◆ Dataset items
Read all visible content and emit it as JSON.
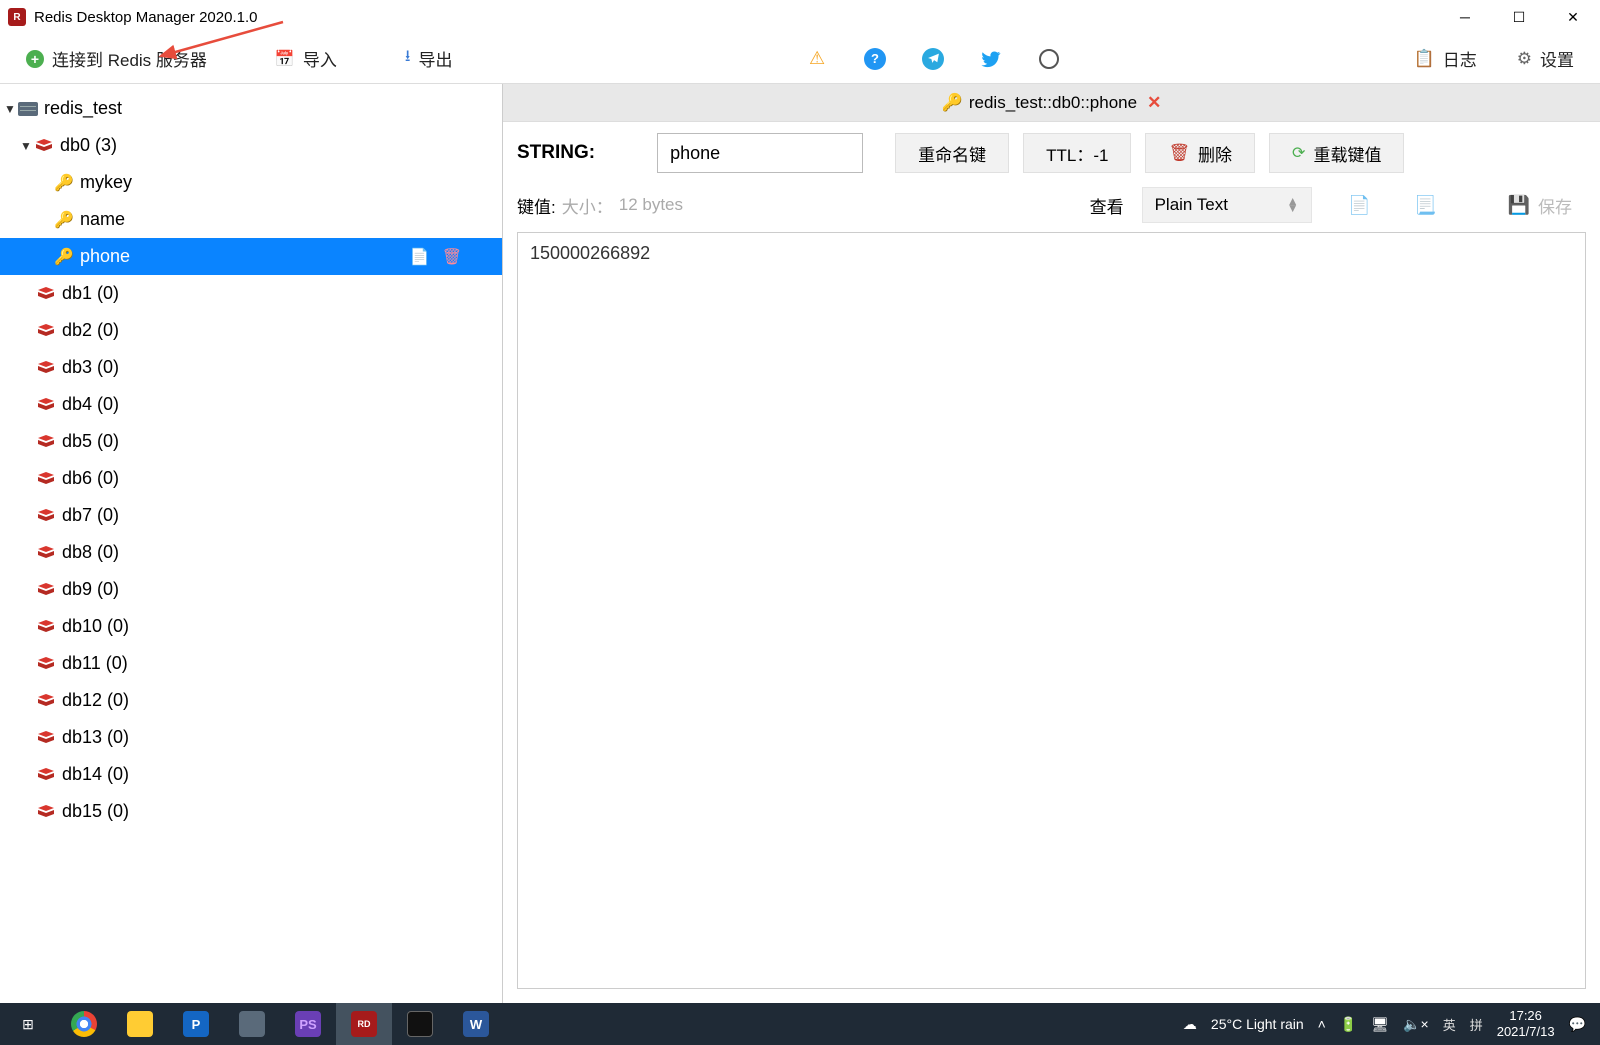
{
  "title": "Redis Desktop Manager 2020.1.0",
  "toolbar": {
    "connect": "连接到 Redis 服务器",
    "import": "导入",
    "export": "导出",
    "log": "日志",
    "settings": "设置"
  },
  "tree": {
    "connection": "redis_test",
    "db0": {
      "label": "db0  (3)"
    },
    "keys": [
      "mykey",
      "name",
      "phone"
    ],
    "selectedKey": "phone",
    "dbs": [
      "db1  (0)",
      "db2  (0)",
      "db3  (0)",
      "db4  (0)",
      "db5  (0)",
      "db6  (0)",
      "db7  (0)",
      "db8  (0)",
      "db9  (0)",
      "db10  (0)",
      "db11  (0)",
      "db12  (0)",
      "db13  (0)",
      "db14  (0)",
      "db15  (0)"
    ]
  },
  "tab": {
    "title": "redis_test::db0::phone"
  },
  "detail": {
    "typeLabel": "STRING:",
    "keyName": "phone",
    "rename": "重命名键",
    "ttl": "TTL：-1",
    "delete": "删除",
    "reload": "重载键值",
    "valueLabel": "键值:",
    "sizeLabel": "大小：",
    "size": "12 bytes",
    "viewLabel": "查看",
    "format": "Plain Text",
    "save": "保存",
    "value": "150000266892"
  },
  "taskbar": {
    "weather": "25°C  Light rain",
    "ime1": "英",
    "ime2": "拼",
    "time": "17:26",
    "date": "2021/7/13"
  }
}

◆ What the task asks
Copy out every line of the material above exactly, skipping the pictures.

◆ Solution to this task
Read all visible content and emit it as JSON.
{
  "title": "Redis Desktop Manager 2020.1.0",
  "toolbar": {
    "connect": "连接到 Redis 服务器",
    "import": "导入",
    "export": "导出",
    "log": "日志",
    "settings": "设置"
  },
  "tree": {
    "connection": "redis_test",
    "db0": {
      "label": "db0  (3)"
    },
    "keys": [
      "mykey",
      "name",
      "phone"
    ],
    "selectedKey": "phone",
    "dbs": [
      "db1  (0)",
      "db2  (0)",
      "db3  (0)",
      "db4  (0)",
      "db5  (0)",
      "db6  (0)",
      "db7  (0)",
      "db8  (0)",
      "db9  (0)",
      "db10  (0)",
      "db11  (0)",
      "db12  (0)",
      "db13  (0)",
      "db14  (0)",
      "db15  (0)"
    ]
  },
  "tab": {
    "title": "redis_test::db0::phone"
  },
  "detail": {
    "typeLabel": "STRING:",
    "keyName": "phone",
    "rename": "重命名键",
    "ttl": "TTL：-1",
    "delete": "删除",
    "reload": "重载键值",
    "valueLabel": "键值:",
    "sizeLabel": "大小：",
    "size": "12 bytes",
    "viewLabel": "查看",
    "format": "Plain Text",
    "save": "保存",
    "value": "150000266892"
  },
  "taskbar": {
    "weather": "25°C  Light rain",
    "ime1": "英",
    "ime2": "拼",
    "time": "17:26",
    "date": "2021/7/13"
  }
}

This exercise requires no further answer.